> _Problem description_
Find each line with the string "name" and copy it.

#### Records for processing

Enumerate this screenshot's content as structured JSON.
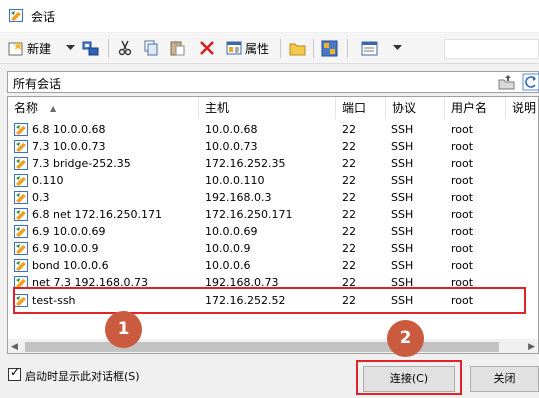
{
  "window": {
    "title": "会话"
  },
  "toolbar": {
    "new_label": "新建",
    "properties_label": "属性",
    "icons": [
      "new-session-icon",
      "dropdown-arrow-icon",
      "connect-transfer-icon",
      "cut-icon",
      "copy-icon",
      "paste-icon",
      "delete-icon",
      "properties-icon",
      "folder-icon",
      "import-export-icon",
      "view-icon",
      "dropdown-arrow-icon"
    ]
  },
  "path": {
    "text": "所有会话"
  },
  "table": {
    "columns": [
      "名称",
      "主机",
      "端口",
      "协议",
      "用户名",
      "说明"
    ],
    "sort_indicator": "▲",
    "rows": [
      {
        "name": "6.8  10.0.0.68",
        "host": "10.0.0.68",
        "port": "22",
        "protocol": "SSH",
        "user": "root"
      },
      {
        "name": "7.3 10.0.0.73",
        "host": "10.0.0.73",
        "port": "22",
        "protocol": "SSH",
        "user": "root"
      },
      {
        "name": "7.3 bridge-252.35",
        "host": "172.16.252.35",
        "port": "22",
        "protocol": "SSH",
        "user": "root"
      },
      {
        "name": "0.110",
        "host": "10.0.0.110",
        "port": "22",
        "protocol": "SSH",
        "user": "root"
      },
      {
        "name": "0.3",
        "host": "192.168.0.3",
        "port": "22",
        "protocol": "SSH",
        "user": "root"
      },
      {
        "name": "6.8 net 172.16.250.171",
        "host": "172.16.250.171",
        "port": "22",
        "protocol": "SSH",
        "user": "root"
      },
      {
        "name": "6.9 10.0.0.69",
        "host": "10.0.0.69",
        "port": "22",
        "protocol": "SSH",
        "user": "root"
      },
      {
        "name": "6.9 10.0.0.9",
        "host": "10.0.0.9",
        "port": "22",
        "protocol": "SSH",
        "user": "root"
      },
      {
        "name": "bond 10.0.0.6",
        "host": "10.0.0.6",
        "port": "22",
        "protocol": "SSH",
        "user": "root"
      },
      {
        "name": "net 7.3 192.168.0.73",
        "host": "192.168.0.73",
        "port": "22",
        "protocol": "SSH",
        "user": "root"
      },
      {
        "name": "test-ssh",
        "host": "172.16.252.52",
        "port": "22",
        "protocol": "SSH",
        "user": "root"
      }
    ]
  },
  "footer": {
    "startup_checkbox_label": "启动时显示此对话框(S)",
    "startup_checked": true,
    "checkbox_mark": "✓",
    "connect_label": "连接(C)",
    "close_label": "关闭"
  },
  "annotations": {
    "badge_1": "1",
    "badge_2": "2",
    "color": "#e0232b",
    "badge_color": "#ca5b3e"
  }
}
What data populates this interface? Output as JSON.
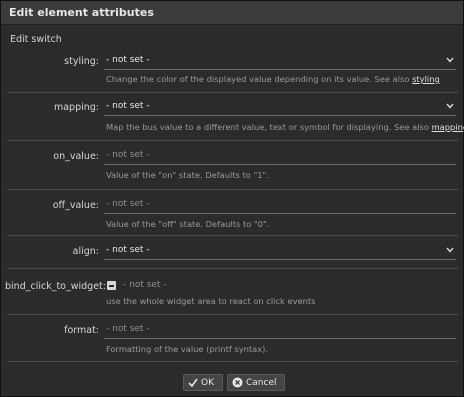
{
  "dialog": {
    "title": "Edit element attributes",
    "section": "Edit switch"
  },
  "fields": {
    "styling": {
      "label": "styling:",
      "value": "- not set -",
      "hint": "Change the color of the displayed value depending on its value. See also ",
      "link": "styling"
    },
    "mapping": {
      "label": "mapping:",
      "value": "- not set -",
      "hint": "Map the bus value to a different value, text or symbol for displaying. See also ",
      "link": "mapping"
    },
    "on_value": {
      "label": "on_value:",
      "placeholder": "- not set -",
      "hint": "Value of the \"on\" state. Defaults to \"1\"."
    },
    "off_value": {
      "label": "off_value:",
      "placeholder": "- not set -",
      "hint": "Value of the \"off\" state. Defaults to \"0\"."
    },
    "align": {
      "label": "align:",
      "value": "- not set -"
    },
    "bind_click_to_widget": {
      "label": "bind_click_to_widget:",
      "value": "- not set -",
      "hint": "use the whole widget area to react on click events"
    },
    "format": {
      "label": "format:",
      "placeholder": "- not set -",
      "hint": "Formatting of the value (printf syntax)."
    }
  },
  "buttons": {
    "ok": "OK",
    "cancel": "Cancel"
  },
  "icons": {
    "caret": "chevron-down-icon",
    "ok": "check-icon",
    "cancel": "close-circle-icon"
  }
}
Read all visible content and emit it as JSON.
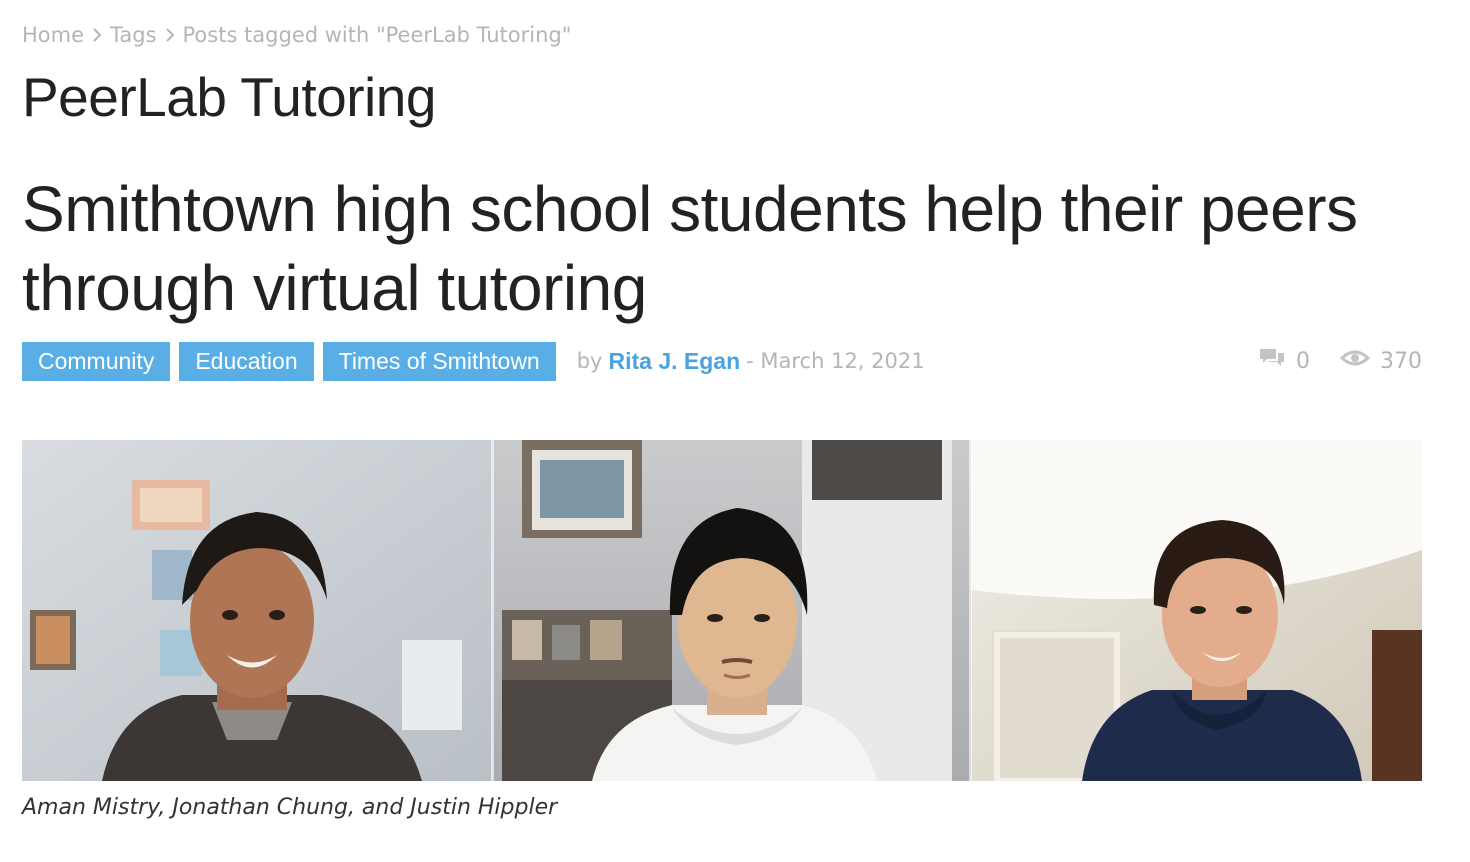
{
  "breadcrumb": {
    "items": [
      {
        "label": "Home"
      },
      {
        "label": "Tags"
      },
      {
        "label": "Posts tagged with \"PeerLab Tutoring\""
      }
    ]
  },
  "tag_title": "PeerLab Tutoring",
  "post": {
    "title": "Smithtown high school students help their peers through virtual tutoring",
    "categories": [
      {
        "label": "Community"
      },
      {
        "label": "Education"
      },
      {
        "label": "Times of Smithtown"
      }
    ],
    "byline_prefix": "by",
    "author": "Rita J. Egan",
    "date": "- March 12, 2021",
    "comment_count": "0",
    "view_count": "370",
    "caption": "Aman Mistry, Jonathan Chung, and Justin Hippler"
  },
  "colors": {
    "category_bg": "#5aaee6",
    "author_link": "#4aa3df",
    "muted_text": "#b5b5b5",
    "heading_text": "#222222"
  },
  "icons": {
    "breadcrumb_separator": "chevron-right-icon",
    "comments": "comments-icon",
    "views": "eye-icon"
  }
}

########

> _Solved problem_
        "name": "6.8  10.0.0.68",
        "name": "7.3 10.0.0.73",
        "name": "7.3 bridge-252.35",
        "name": "0.110",
        "name": "0.3",
        "name": "6.8 net 172.16.250.171",
        "name": "6.9 10.0.0.69",
        "name": "6.9 10.0.0.9",
        "name": "bond 10.0.0.6",
        "name": "net 7.3 192.168.0.73",
        "name": "test-ssh",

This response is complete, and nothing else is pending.